* Exercise details *
Every line of the listing must be reproduced as it stands. Leave the images behind.

>> Begin Data to use

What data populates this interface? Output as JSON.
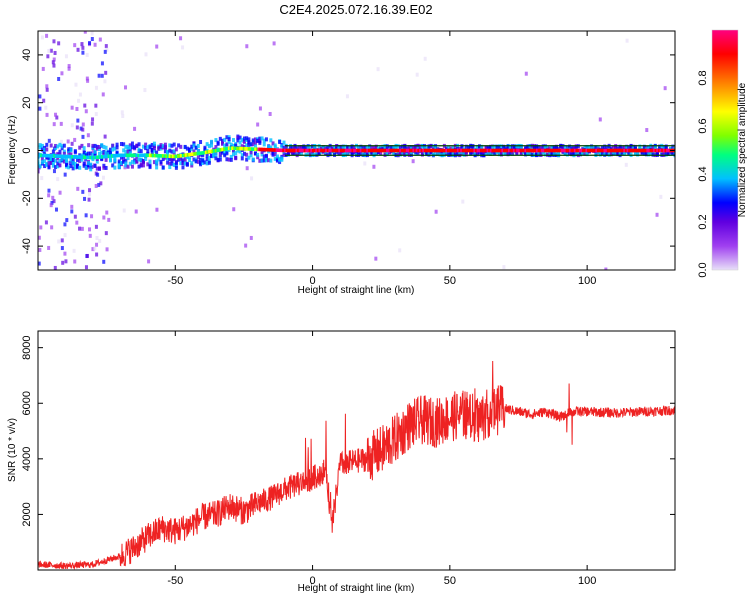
{
  "title": "C2E4.2025.072.16.39.E02",
  "chart_data": [
    {
      "type": "heatmap",
      "xlabel": "Height of straight line (km)",
      "ylabel": "Frequency (Hz)",
      "xlim": [
        -100,
        132
      ],
      "ylim": [
        -50,
        50
      ],
      "x_ticks": [
        -50,
        0,
        50,
        100
      ],
      "y_ticks": [
        -40,
        -20,
        0,
        20,
        40
      ],
      "colorbar": {
        "label": "Normalized spectral amplitude",
        "range": [
          0,
          1
        ],
        "ticks": [
          0.0,
          0.2,
          0.4,
          0.6,
          0.8
        ],
        "tick_labels": [
          "0.0",
          "0.2",
          "0.4",
          "0.6",
          "0.8"
        ],
        "colormap": [
          "#e8e0f8",
          "#a040f0",
          "#6000e0",
          "#0000ff",
          "#00c0ff",
          "#00ff80",
          "#80ff00",
          "#ffff00",
          "#ff8000",
          "#ff0000",
          "#ff0080"
        ]
      },
      "ridge": {
        "x": [
          -100,
          -90,
          -80,
          -70,
          -60,
          -50,
          -40,
          -30,
          -20,
          -10,
          0,
          10,
          20,
          40,
          60,
          80,
          100,
          132
        ],
        "y": [
          -2,
          -2.5,
          -3,
          -2,
          -2,
          -2.5,
          -1,
          1,
          0.5,
          0,
          0,
          0,
          0,
          0,
          0,
          0,
          0,
          0
        ]
      },
      "reference_lines_hz": [
        2,
        -2
      ]
    },
    {
      "type": "line",
      "xlabel": "Height of straight line (km)",
      "ylabel": "SNR (10 * v/v)",
      "xlim": [
        -100,
        132
      ],
      "ylim": [
        0,
        8600
      ],
      "x_ticks": [
        -50,
        0,
        50,
        100
      ],
      "y_ticks": [
        2000,
        4000,
        6000,
        8000
      ],
      "color": "#ee2222",
      "series": [
        {
          "x": [
            -100,
            -90,
            -80,
            -70,
            -65,
            -60,
            -55,
            -50,
            -45,
            -40,
            -35,
            -30,
            -25,
            -20,
            -15,
            -10,
            -5,
            0,
            5,
            7,
            10,
            15,
            20,
            25,
            30,
            35,
            40,
            45,
            50,
            55,
            60,
            65,
            70,
            75,
            80,
            85,
            90,
            95,
            100,
            110,
            120,
            132
          ],
          "values": [
            200,
            150,
            200,
            500,
            800,
            1200,
            1500,
            1400,
            1600,
            1900,
            2000,
            2300,
            2100,
            2400,
            2600,
            2900,
            3100,
            3300,
            3600,
            1500,
            3800,
            3900,
            4000,
            4300,
            4700,
            5200,
            5400,
            5300,
            5500,
            5600,
            5400,
            5700,
            5800,
            5700,
            5600,
            5700,
            5500,
            5700,
            5700,
            5650,
            5700,
            5750
          ]
        }
      ]
    }
  ]
}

>> End Data to use

* Response below *
What data populates this interface? Output as JSON.
{
  "title": "C2E4.2025.072.16.39.E02",
  "chart_data": [
    {
      "type": "heatmap",
      "xlabel": "Height of straight line (km)",
      "ylabel": "Frequency (Hz)",
      "xlim": [
        -100,
        132
      ],
      "ylim": [
        -50,
        50
      ],
      "x_ticks": [
        -50,
        0,
        50,
        100
      ],
      "y_ticks": [
        -40,
        -20,
        0,
        20,
        40
      ],
      "colorbar": {
        "label": "Normalized spectral amplitude",
        "range": [
          0,
          1
        ],
        "ticks": [
          0.0,
          0.2,
          0.4,
          0.6,
          0.8
        ],
        "tick_labels": [
          "0.0",
          "0.2",
          "0.4",
          "0.6",
          "0.8"
        ],
        "colormap": [
          "#e8e0f8",
          "#a040f0",
          "#6000e0",
          "#0000ff",
          "#00c0ff",
          "#00ff80",
          "#80ff00",
          "#ffff00",
          "#ff8000",
          "#ff0000",
          "#ff0080"
        ]
      },
      "ridge": {
        "x": [
          -100,
          -90,
          -80,
          -70,
          -60,
          -50,
          -40,
          -30,
          -20,
          -10,
          0,
          10,
          20,
          40,
          60,
          80,
          100,
          132
        ],
        "y": [
          -2,
          -2.5,
          -3,
          -2,
          -2,
          -2.5,
          -1,
          1,
          0.5,
          0,
          0,
          0,
          0,
          0,
          0,
          0,
          0,
          0
        ]
      },
      "reference_lines_hz": [
        2,
        -2
      ]
    },
    {
      "type": "line",
      "xlabel": "Height of straight line (km)",
      "ylabel": "SNR (10 * v/v)",
      "xlim": [
        -100,
        132
      ],
      "ylim": [
        0,
        8600
      ],
      "x_ticks": [
        -50,
        0,
        50,
        100
      ],
      "y_ticks": [
        2000,
        4000,
        6000,
        8000
      ],
      "color": "#ee2222",
      "series": [
        {
          "x": [
            -100,
            -90,
            -80,
            -70,
            -65,
            -60,
            -55,
            -50,
            -45,
            -40,
            -35,
            -30,
            -25,
            -20,
            -15,
            -10,
            -5,
            0,
            5,
            7,
            10,
            15,
            20,
            25,
            30,
            35,
            40,
            45,
            50,
            55,
            60,
            65,
            70,
            75,
            80,
            85,
            90,
            95,
            100,
            110,
            120,
            132
          ],
          "values": [
            200,
            150,
            200,
            500,
            800,
            1200,
            1500,
            1400,
            1600,
            1900,
            2000,
            2300,
            2100,
            2400,
            2600,
            2900,
            3100,
            3300,
            3600,
            1500,
            3800,
            3900,
            4000,
            4300,
            4700,
            5200,
            5400,
            5300,
            5500,
            5600,
            5400,
            5700,
            5800,
            5700,
            5600,
            5700,
            5500,
            5700,
            5700,
            5650,
            5700,
            5750
          ]
        }
      ]
    }
  ]
}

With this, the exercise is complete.